**Task details:**
Make an exact copy of the lines below.

:::

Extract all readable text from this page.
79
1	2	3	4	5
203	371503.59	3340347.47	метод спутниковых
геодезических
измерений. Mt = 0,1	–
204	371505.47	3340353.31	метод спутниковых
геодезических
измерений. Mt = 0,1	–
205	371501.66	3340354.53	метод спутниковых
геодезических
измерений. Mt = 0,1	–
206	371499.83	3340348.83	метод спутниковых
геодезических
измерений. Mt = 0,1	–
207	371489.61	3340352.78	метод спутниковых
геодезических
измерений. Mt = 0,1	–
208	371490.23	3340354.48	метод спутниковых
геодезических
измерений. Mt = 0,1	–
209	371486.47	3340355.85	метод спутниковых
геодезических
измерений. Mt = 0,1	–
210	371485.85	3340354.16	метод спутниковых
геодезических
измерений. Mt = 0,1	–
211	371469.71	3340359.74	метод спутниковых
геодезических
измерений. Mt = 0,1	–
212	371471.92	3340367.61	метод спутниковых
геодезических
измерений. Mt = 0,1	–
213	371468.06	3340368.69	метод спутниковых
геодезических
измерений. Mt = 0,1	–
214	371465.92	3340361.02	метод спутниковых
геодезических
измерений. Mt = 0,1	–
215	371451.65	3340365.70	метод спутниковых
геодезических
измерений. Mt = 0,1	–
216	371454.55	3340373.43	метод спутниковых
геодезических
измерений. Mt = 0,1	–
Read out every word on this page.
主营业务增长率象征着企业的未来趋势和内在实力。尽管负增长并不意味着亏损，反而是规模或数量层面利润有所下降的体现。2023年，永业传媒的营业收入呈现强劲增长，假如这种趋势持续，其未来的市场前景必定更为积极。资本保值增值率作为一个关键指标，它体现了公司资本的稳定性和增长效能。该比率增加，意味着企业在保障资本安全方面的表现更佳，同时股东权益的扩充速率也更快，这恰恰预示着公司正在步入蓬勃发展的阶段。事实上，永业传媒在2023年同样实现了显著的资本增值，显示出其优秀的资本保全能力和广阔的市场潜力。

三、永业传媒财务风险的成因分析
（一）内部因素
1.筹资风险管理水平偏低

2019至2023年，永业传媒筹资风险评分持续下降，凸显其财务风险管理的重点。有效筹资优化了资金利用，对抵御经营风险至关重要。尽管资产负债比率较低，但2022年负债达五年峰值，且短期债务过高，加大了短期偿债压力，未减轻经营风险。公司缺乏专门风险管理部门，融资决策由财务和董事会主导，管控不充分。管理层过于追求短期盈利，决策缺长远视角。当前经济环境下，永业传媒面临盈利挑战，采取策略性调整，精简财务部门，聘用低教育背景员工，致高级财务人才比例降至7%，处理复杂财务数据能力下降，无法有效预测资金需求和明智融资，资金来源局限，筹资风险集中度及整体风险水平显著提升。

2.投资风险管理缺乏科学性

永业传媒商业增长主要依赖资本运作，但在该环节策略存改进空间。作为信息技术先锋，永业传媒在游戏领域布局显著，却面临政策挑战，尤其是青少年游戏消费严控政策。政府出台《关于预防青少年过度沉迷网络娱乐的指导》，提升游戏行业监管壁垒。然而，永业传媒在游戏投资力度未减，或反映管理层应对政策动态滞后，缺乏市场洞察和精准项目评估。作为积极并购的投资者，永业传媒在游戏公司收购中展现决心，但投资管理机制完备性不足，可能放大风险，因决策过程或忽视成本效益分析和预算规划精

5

:::

**Solution:**
Extract all readable text from this page.
79
1	2	3	4	5
203	371503.59	3340347.47	метод спутниковых
геодезических
измерений. Mt = 0,1	–
204	371505.47	3340353.31	метод спутниковых
геодезических
измерений. Mt = 0,1	–
205	371501.66	3340354.53	метод спутниковых
геодезических
измерений. Mt = 0,1	–
206	371499.83	3340348.83	метод спутниковых
геодезических
измерений. Mt = 0,1	–
207	371489.61	3340352.78	метод спутниковых
геодезических
измерений. Mt = 0,1	–
208	371490.23	3340354.48	метод спутниковых
геодезических
измерений. Mt = 0,1	–
209	371486.47	3340355.85	метод спутниковых
геодезических
измерений. Mt = 0,1	–
210	371485.85	3340354.16	метод спутниковых
геодезических
измерений. Mt = 0,1	–
211	371469.71	3340359.74	метод спутниковых
геодезических
измерений. Mt = 0,1	–
212	371471.92	3340367.61	метод спутниковых
геодезических
измерений. Mt = 0,1	–
213	371468.06	3340368.69	метод спутниковых
геодезических
измерений. Mt = 0,1	–
214	371465.92	3340361.02	метод спутниковых
геодезических
измерений. Mt = 0,1	–
215	371451.65	3340365.70	метод спутниковых
геодезических
измерений. Mt = 0,1	–
216	371454.55	3340373.43	метод спутниковых
геодезических
измерений. Mt = 0,1	–
Read out every word on this page.
主营业务增长率象征着企业的未来趋势和内在实力。尽管负增长并不意味着亏损，反而是规模或数量层面利润有所下降的体现。2023年，永业传媒的营业收入呈现强劲增长，假如这种趋势持续，其未来的市场前景必定更为积极。资本保值增值率作为一个关键指标，它体现了公司资本的稳定性和增长效能。该比率增加，意味着企业在保障资本安全方面的表现更佳，同时股东权益的扩充速率也更快，这恰恰预示着公司正在步入蓬勃发展的阶段。事实上，永业传媒在2023年同样实现了显著的资本增值，显示出其优秀的资本保全能力和广阔的市场潜力。

三、永业传媒财务风险的成因分析
（一）内部因素
1.筹资风险管理水平偏低

2019至2023年，永业传媒筹资风险评分持续下降，凸显其财务风险管理的重点。有效筹资优化了资金利用，对抵御经营风险至关重要。尽管资产负债比率较低，但2022年负债达五年峰值，且短期债务过高，加大了短期偿债压力，未减轻经营风险。公司缺乏专门风险管理部门，融资决策由财务和董事会主导，管控不充分。管理层过于追求短期盈利，决策缺长远视角。当前经济环境下，永业传媒面临盈利挑战，采取策略性调整，精简财务部门，聘用低教育背景员工，致高级财务人才比例降至7%，处理复杂财务数据能力下降，无法有效预测资金需求和明智融资，资金来源局限，筹资风险集中度及整体风险水平显著提升。

2.投资风险管理缺乏科学性

永业传媒商业增长主要依赖资本运作，但在该环节策略存改进空间。作为信息技术先锋，永业传媒在游戏领域布局显著，却面临政策挑战，尤其是青少年游戏消费严控政策。政府出台《关于预防青少年过度沉迷网络娱乐的指导》，提升游戏行业监管壁垒。然而，永业传媒在游戏投资力度未减，或反映管理层应对政策动态滞后，缺乏市场洞察和精准项目评估。作为积极并购的投资者，永业传媒在游戏公司收购中展现决心，但投资管理机制完备性不足，可能放大风险，因决策过程或忽视成本效益分析和预算规划精

5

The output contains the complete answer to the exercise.